━━━ Records to process ━━━

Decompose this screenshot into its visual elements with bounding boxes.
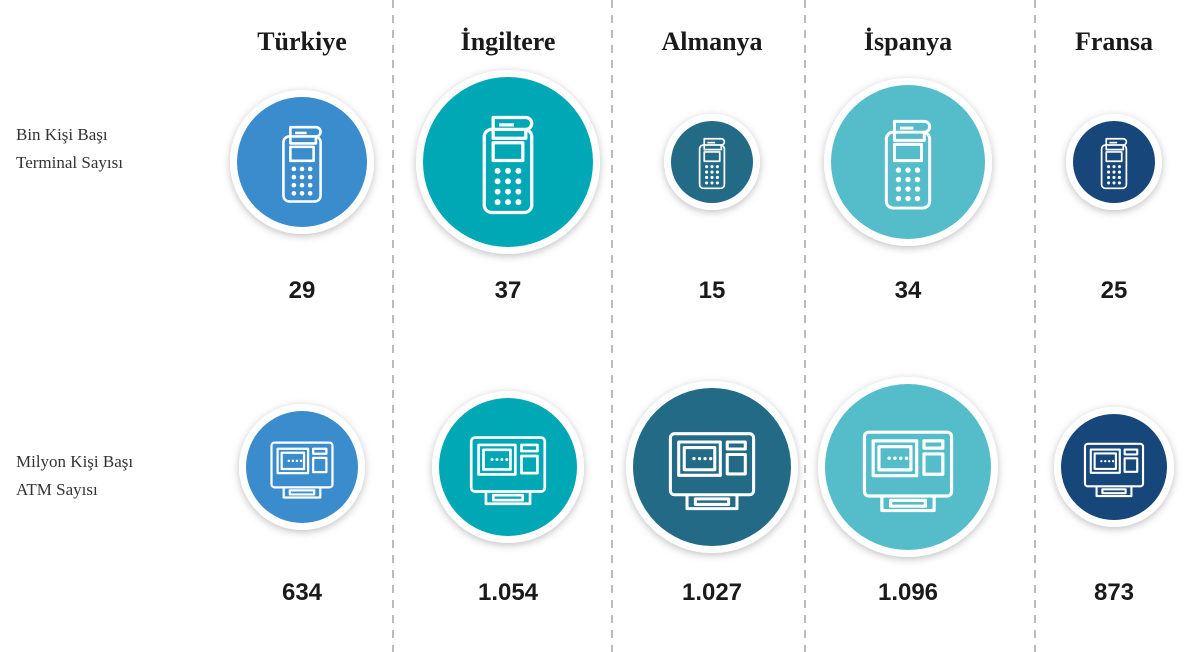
- row-label: ATM Sayısı: [16, 480, 98, 499]
- circle-fill: [825, 384, 991, 550]
- icon-circle: [432, 391, 584, 543]
- value: 1.027: [682, 579, 742, 606]
- icon-circle: [664, 114, 760, 210]
- dividers: [392, 0, 1036, 652]
- row-label: Bin Kişi Başı: [16, 125, 108, 144]
- value: 1.096: [878, 579, 938, 606]
- value: 634: [282, 579, 323, 606]
- value: 1.054: [478, 579, 539, 606]
- row-label: Milyon Kişi Başı: [16, 452, 133, 471]
- circle-fill: [246, 411, 358, 523]
- column-header: İngiltere: [461, 27, 556, 56]
- circle-fill: [1061, 414, 1167, 520]
- column-header: İspanya: [864, 27, 952, 56]
- icon-circle: [230, 90, 374, 234]
- icon-circle: [824, 78, 992, 246]
- icon-circle: [1066, 114, 1162, 210]
- icon-circle: [626, 381, 798, 553]
- icon-circle: [818, 377, 998, 557]
- value: 29: [289, 277, 316, 304]
- value: 25: [1101, 277, 1128, 304]
- column-header: Almanya: [661, 27, 762, 56]
- value: 34: [895, 277, 922, 304]
- circle-fill: [439, 398, 577, 536]
- icon-circle: [1054, 407, 1174, 527]
- value: 873: [1094, 579, 1134, 606]
- icon-circle: [416, 70, 600, 254]
- circle-fill: [633, 388, 791, 546]
- column-header: Türkiye: [257, 27, 347, 56]
- value: 15: [699, 277, 726, 304]
- row-label: Terminal Sayısı: [16, 153, 123, 172]
- column-header: Fransa: [1075, 27, 1153, 56]
- icon-circle: [239, 404, 365, 530]
- value: 37: [495, 277, 522, 304]
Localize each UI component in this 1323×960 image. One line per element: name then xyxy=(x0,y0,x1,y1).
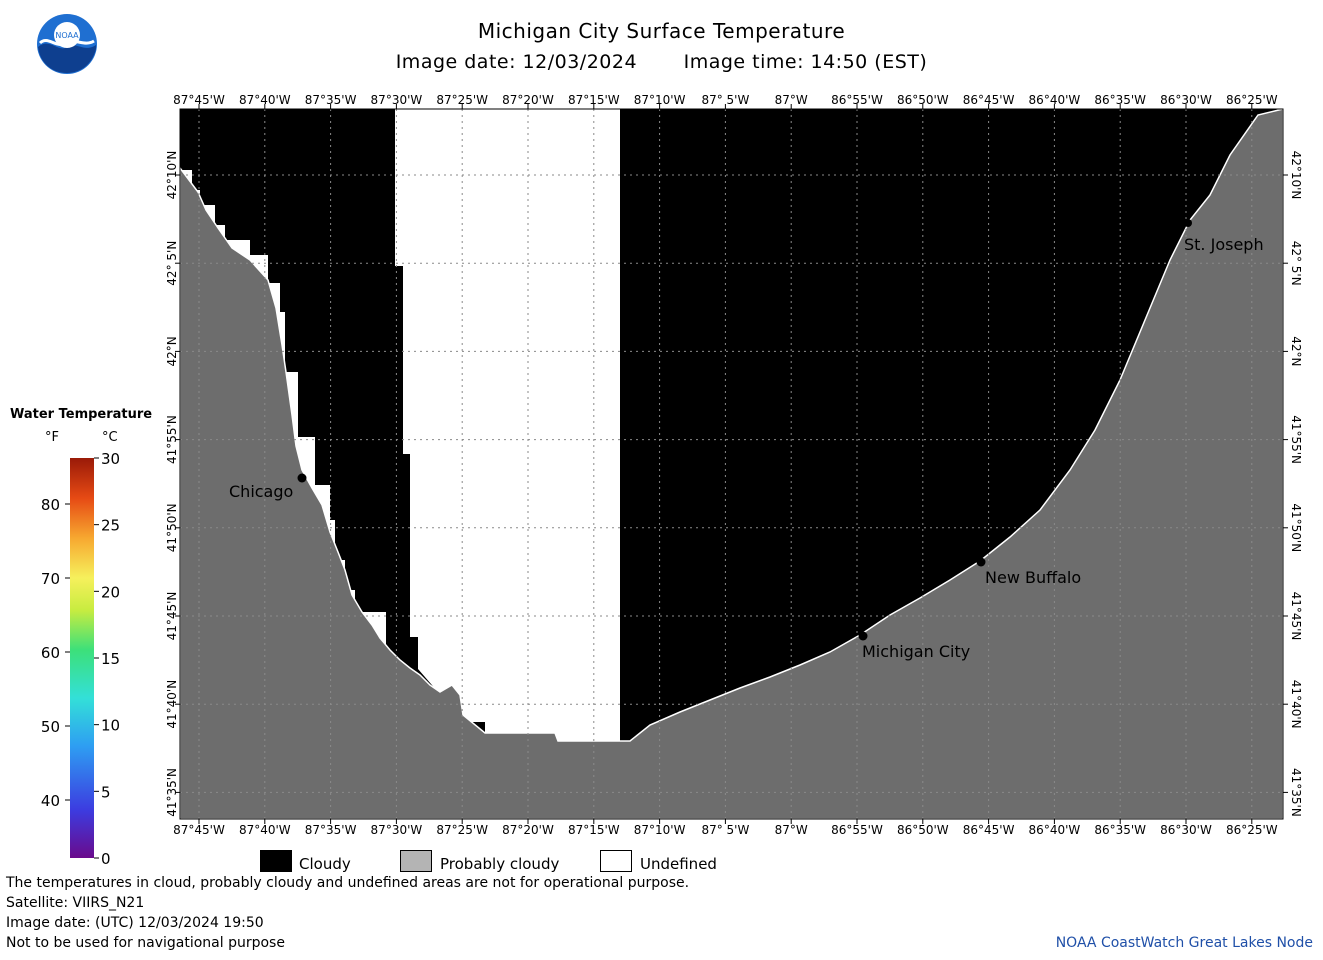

━━━

▶ Objective
Copy all of the items above word for word, leaving out the pictures.

▶ Written answer
Decompose this screenshot into its visual elements with bounding boxes.
- row-label: ATM Sayısı: [16, 480, 98, 499]
- circle-fill: [825, 384, 991, 550]
- icon-circle: [432, 391, 584, 543]
- value: 1.027: [682, 579, 742, 606]
- icon-circle: [664, 114, 760, 210]
- dividers: [392, 0, 1036, 652]
- row-label: Bin Kişi Başı: [16, 125, 108, 144]
- value: 1.096: [878, 579, 938, 606]
- value: 634: [282, 579, 323, 606]
- value: 1.054: [478, 579, 539, 606]
- row-label: Milyon Kişi Başı: [16, 452, 133, 471]
- circle-fill: [246, 411, 358, 523]
- column-header: İngiltere: [461, 27, 556, 56]
- circle-fill: [1061, 414, 1167, 520]
- column-header: İspanya: [864, 27, 952, 56]
- icon-circle: [230, 90, 374, 234]
- icon-circle: [824, 78, 992, 246]
- icon-circle: [1066, 114, 1162, 210]
- icon-circle: [626, 381, 798, 553]
- icon-circle: [818, 377, 998, 557]
- value: 29: [289, 277, 316, 304]
- value: 25: [1101, 277, 1128, 304]
- column-header: Almanya: [661, 27, 762, 56]
- value: 34: [895, 277, 922, 304]
- circle-fill: [439, 398, 577, 536]
- icon-circle: [1054, 407, 1174, 527]
- value: 873: [1094, 579, 1134, 606]
- icon-circle: [416, 70, 600, 254]
- circle-fill: [633, 388, 791, 546]
- column-header: Türkiye: [257, 27, 347, 56]
- value: 15: [699, 277, 726, 304]
- row-label: Terminal Sayısı: [16, 153, 123, 172]
- column-header: Fransa: [1075, 27, 1153, 56]
- icon-circle: [239, 404, 365, 530]
- value: 37: [495, 277, 522, 304]
Localize each UI component in this 1323×960 image. One line per element: name then xyxy=(x0,y0,x1,y1).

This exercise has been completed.